Send each entry back exactly as given, pictures excluded.

* * * *

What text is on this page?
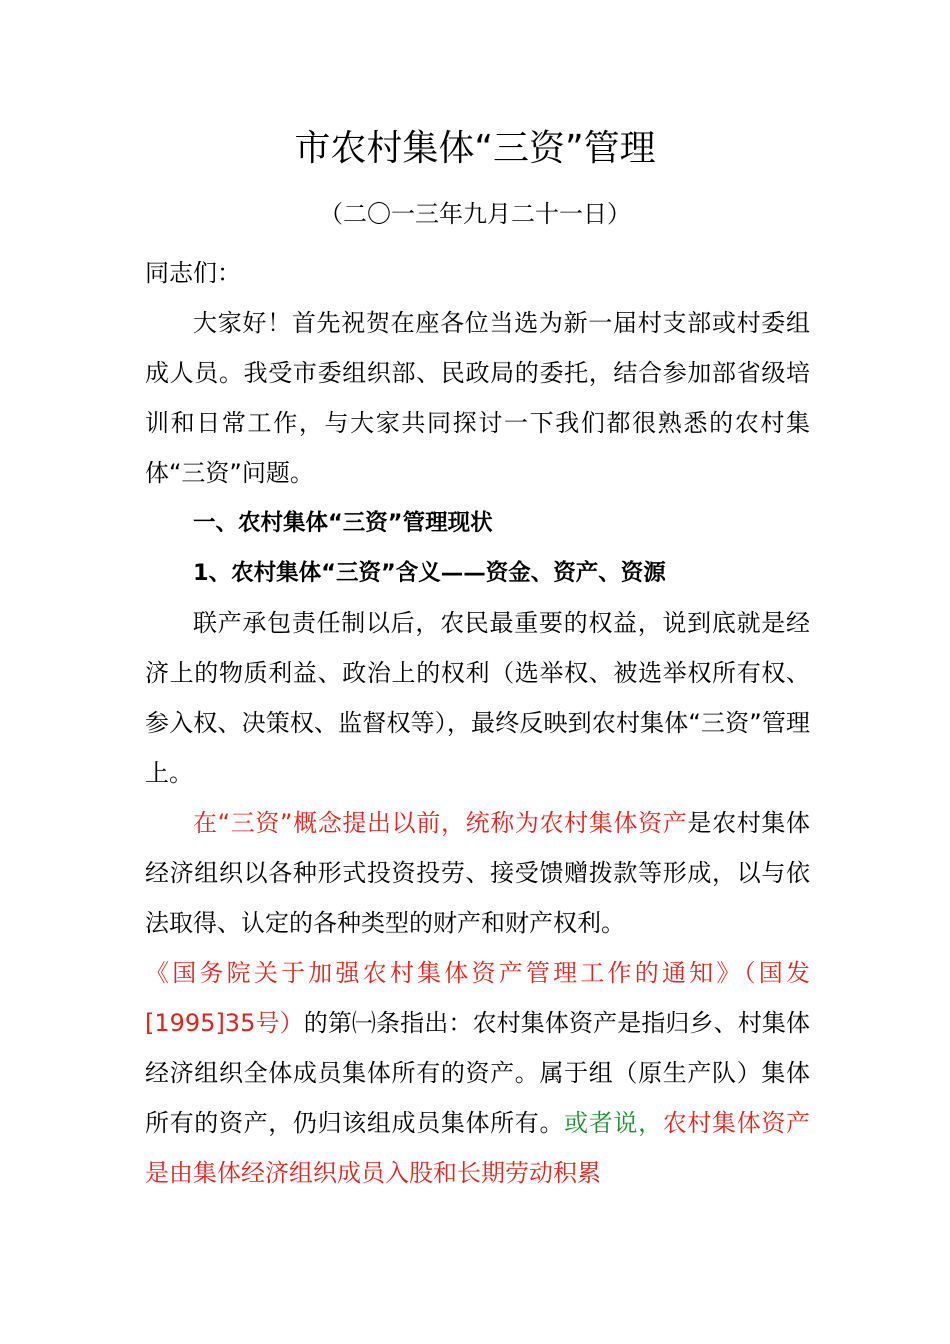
市农村集体“三资”管理
（二〇一三年九月二十一日）

同志们：

大家好！首先祝贺在座各位当选为新一届村支部或村委组成人员。我受市委组织部、民政局的委托，结合参加部省级培训和日常工作，与大家共同探讨一下我们都很熟悉的农村集体“三资”问题。

一、农村集体“三资”管理现状

1、农村集体“三资”含义——资金、资产、资源

联产承包责任制以后，农民最重要的权益，说到底就是经济上的物质利益、政治上的权利（选举权、被选举权所有权、参入权、决策权、监督权等），最终反映到农村集体“三资”管理上。

在“三资”概念提出以前，统称为农村集体资产是农村集体经济组织以各种形式投资投劳、接受馈赠拨款等形成，以与依法取得、认定的各种类型的财产和财产权利。

《国务院关于加强农村集体资产管理工作的通知》（国发[1995]35号）的第㈠条指出：农村集体资产是指归乡、村集体经济组织全体成员集体所有的资产。属于组（原生产队）集体所有的资产，仍归该组成员集体所有。或者说，农村集体资产是由集体经济组织成员入股和长期劳动积累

* * * *

Response to the exercise:
What text is on this page?
市农村集体“三资”管理
（二〇一三年九月二十一日）

同志们：

大家好！首先祝贺在座各位当选为新一届村支部或村委组成人员。我受市委组织部、民政局的委托，结合参加部省级培训和日常工作，与大家共同探讨一下我们都很熟悉的农村集体“三资”问题。

一、农村集体“三资”管理现状

1、农村集体“三资”含义——资金、资产、资源

联产承包责任制以后，农民最重要的权益，说到底就是经济上的物质利益、政治上的权利（选举权、被选举权所有权、参入权、决策权、监督权等），最终反映到农村集体“三资”管理上。

在“三资”概念提出以前，统称为农村集体资产是农村集体经济组织以各种形式投资投劳、接受馈赠拨款等形成，以与依法取得、认定的各种类型的财产和财产权利。

《国务院关于加强农村集体资产管理工作的通知》（国发[1995]35号）的第㈠条指出：农村集体资产是指归乡、村集体经济组织全体成员集体所有的资产。属于组（原生产队）集体所有的资产，仍归该组成员集体所有。或者说，农村集体资产是由集体经济组织成员入股和长期劳动积累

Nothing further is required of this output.